__What is required__.
Reproduce the lines below from the one that contains "Transcribe the text in this document." through the end, inclusive, and add nothing.

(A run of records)

• • • • • • •

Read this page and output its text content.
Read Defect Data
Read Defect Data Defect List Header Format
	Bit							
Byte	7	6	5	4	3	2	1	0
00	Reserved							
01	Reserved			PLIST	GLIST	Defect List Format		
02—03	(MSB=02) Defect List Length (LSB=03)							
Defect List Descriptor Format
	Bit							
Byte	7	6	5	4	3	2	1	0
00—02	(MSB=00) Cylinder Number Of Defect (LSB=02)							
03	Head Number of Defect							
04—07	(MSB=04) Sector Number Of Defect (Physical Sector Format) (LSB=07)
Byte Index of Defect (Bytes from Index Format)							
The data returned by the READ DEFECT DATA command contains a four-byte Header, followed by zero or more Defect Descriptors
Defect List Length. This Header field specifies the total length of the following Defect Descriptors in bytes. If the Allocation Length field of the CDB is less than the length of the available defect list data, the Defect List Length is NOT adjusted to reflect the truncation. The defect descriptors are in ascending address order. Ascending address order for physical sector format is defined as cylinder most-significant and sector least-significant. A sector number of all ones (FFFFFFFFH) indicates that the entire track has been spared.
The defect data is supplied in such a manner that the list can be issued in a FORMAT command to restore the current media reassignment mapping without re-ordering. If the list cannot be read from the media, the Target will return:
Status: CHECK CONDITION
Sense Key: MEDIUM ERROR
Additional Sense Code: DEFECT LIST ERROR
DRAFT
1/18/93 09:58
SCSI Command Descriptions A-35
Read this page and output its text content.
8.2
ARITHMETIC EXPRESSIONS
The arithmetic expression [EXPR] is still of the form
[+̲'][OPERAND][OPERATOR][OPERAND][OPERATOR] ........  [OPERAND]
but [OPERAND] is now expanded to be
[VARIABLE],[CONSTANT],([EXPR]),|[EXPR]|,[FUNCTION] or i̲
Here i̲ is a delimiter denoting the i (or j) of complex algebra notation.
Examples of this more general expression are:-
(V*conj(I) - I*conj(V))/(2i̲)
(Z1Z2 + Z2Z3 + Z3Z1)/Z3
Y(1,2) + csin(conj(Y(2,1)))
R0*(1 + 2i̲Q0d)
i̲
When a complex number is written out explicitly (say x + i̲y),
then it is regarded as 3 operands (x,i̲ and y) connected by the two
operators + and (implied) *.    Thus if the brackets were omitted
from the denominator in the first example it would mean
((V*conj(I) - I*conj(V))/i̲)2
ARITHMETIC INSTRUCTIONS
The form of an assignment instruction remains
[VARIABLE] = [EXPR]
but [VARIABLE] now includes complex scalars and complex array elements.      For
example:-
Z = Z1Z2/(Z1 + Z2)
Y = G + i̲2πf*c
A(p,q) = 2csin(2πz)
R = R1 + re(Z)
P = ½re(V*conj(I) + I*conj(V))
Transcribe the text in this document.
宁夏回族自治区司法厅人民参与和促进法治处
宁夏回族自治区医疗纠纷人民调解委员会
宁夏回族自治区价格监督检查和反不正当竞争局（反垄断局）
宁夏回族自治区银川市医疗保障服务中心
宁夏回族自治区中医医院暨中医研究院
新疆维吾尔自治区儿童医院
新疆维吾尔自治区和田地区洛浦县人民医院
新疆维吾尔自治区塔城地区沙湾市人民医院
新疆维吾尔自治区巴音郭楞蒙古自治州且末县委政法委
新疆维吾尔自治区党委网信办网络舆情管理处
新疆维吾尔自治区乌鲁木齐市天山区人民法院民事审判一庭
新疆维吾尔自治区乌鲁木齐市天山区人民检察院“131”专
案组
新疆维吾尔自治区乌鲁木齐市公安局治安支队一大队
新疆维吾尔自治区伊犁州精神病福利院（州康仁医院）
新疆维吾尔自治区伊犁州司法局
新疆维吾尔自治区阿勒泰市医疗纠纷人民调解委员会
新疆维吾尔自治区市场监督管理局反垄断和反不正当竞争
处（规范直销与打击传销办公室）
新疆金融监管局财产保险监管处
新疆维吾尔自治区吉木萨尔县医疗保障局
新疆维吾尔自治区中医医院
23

• • • • • • •

__Task solution__.
Transcribe the text in this document.
宁夏回族自治区司法厅人民参与和促进法治处
宁夏回族自治区医疗纠纷人民调解委员会
宁夏回族自治区价格监督检查和反不正当竞争局（反垄断局）
宁夏回族自治区银川市医疗保障服务中心
宁夏回族自治区中医医院暨中医研究院
新疆维吾尔自治区儿童医院
新疆维吾尔自治区和田地区洛浦县人民医院
新疆维吾尔自治区塔城地区沙湾市人民医院
新疆维吾尔自治区巴音郭楞蒙古自治州且末县委政法委
新疆维吾尔自治区党委网信办网络舆情管理处
新疆维吾尔自治区乌鲁木齐市天山区人民法院民事审判一庭
新疆维吾尔自治区乌鲁木齐市天山区人民检察院“131”专
案组
新疆维吾尔自治区乌鲁木齐市公安局治安支队一大队
新疆维吾尔自治区伊犁州精神病福利院（州康仁医院）
新疆维吾尔自治区伊犁州司法局
新疆维吾尔自治区阿勒泰市医疗纠纷人民调解委员会
新疆维吾尔自治区市场监督管理局反垄断和反不正当竞争
处（规范直销与打击传销办公室）
新疆金融监管局财产保险监管处
新疆维吾尔自治区吉木萨尔县医疗保障局
新疆维吾尔自治区中医医院
23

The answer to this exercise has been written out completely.